» **REQUIREMENTS**
Answer these questions about the forum post on the update error:
1. Which file does the form in Panel.php send its data to?
2. Which table does the UPDATE statement in panelpost.php change?
3. Which key of $_SESSION is used in the WHERE clause of that statement?

» **TEXT TO READ**
** begin **
My site's panel.php page shows users account information. The page shows data in inputs and users can update but there is a error when they click update button.
I took this error;
You have an error in your SQL syntax; check the manual that corresponds to your MySQL server version for the right syntax to use near '(fname, lname, mail, password, country, sex, facebook, twitter, instagram, snapc' at line 1
Panel.php
<form action="panelpost.php" method="post">
First name: <input type="text" name="fname" value="<?php echo $row1['fname']; ?>"><br>
Last name: <input type="text" name="lname" value="<?php echo $row1['lname']; ?>"><br>
Mail: <input type="text" name="mail" value="<?php echo $row1['mail']; ?>"><br>
Password: <input type="text" name="password" value="<?php echo $row1['password']; ?>"><br>
Country: <input type="text" name="country" value="<?php echo $row1['country']; ?>"><br>
Sex: <input type="text" name="sex" value="<?php echo $row1['sex']; ?>"><br>
Facebook: <input type="text" name="facebook" value="<?php echo $row1['facebook']; ?>"><br>
Twitter: <input type="text" name="twitter" value="<?php echo $row1['twitter']; ?>"><br>
Instagram: <input type="text" name="instagram" value="<?php echo $row1['instagram']; ?>"><br>
Whatsapp: <input type="text" name="whatsapp" value="<?php echo $row1['snapchat']; ?>"><br>
<input type="submit" value="Update">
</form>
panelpost.php
<?php
include('connect.php');
session_start();
$baslik = $_POST["fname"];
$icerik = $_POST["lname"];
$footer = $_POST["mail"];
$baslik1 = $_POST["password"];
$icerik1 = $_POST["country"];
$footer1 = $_POST["sex"];
$baslik2 = $_POST["facebook"];
$icerik2 = $_POST["twitter"];
$footer2 = $_POST["instagram"];
$baslik3 = $_POST["snapchat"];
$sql = $db->prepare("UPDATE uyeler SET (fname, lname, mail, password, country, sex, facebook, twitter, instagram, snapchat) VALUES (?, ?, ?, ?, ?, ?, ?, ?, ?, ?) WHERE mail ='{$_SESSION['kullanici']}'");
$ekle = $sql->execute(array(
$baslik,
$icerik,
$footer,
$baslik1,
$icerik1,
$footer1,
$baslik2,
$icerik2,
$footer2,
$baslik3,
));
$hata = $sql->errorInfo();
echo empty($hata[2]) ? "Başarılı Bir Şekilde Çalıştı." : $hata[2];
?>
** end **
Layout annotation records:
** begin **
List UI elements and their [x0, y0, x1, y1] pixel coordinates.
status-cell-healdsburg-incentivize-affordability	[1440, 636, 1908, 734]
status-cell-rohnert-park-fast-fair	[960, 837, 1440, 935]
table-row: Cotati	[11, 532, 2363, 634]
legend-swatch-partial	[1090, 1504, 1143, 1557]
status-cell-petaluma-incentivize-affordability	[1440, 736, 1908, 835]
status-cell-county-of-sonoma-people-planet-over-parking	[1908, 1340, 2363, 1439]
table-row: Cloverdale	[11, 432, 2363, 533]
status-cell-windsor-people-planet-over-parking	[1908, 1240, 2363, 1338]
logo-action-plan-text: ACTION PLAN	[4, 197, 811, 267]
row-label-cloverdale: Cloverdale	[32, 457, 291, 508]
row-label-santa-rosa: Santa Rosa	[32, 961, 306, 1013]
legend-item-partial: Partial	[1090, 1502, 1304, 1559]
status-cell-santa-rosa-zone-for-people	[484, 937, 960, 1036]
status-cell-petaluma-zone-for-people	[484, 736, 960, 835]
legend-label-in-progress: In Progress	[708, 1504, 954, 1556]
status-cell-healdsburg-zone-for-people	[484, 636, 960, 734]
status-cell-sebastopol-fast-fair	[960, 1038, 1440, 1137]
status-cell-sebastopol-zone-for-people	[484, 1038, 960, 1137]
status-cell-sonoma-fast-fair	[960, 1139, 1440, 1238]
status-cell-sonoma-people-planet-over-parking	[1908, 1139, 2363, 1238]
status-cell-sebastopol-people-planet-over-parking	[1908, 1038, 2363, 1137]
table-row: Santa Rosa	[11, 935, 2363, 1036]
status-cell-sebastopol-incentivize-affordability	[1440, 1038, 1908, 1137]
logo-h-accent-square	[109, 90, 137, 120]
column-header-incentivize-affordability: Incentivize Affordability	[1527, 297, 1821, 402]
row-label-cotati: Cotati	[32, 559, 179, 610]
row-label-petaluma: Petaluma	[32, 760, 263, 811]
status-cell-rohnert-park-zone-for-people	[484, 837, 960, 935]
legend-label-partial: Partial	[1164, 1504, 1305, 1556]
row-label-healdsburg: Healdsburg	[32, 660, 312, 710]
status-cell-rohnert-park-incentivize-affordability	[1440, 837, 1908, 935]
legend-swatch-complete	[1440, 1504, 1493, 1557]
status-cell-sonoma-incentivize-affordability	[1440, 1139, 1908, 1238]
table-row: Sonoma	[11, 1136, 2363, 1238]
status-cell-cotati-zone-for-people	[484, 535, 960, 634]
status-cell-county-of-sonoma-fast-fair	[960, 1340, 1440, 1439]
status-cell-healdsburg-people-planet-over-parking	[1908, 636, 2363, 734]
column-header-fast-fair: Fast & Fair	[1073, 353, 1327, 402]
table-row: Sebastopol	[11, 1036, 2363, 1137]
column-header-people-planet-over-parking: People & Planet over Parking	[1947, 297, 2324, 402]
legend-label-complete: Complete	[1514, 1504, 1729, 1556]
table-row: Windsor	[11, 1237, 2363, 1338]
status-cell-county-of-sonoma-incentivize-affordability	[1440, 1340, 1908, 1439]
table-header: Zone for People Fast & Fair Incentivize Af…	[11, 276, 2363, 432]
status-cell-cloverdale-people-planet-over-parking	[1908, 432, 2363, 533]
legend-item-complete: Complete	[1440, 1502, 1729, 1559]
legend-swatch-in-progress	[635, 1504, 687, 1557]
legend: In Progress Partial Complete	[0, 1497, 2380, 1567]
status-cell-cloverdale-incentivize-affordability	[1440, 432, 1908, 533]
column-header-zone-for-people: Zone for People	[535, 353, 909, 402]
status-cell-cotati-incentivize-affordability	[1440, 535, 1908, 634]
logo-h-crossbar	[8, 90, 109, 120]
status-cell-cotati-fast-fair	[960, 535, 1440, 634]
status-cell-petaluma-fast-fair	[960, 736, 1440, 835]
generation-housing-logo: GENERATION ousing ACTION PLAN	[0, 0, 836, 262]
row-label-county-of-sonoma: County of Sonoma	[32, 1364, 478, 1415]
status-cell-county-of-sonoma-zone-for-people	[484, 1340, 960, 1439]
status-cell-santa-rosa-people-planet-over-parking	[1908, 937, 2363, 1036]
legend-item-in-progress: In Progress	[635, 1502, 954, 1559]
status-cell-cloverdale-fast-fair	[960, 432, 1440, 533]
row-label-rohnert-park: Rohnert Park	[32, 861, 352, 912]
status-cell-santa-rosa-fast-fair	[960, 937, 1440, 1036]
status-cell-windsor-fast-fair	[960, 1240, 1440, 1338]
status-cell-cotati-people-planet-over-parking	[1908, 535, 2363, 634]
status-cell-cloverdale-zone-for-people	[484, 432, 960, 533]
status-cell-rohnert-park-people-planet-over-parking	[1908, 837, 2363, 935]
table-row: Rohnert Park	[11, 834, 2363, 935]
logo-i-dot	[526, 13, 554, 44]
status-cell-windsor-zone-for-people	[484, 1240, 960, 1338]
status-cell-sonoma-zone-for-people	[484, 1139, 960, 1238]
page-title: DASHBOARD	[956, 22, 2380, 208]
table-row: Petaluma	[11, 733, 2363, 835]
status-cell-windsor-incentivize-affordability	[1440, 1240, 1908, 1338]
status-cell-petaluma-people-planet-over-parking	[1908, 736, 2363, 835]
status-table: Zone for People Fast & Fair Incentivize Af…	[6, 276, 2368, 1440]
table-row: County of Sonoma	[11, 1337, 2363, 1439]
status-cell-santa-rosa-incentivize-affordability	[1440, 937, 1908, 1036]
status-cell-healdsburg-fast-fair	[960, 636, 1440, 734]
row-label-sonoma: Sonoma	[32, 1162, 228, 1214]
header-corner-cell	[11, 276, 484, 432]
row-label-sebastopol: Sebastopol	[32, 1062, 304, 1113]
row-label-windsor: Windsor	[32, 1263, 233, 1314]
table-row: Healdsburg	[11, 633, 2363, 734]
** end **
» **THE RESPONSE**
1. panelpost.php
2. uyeler
3. kullanici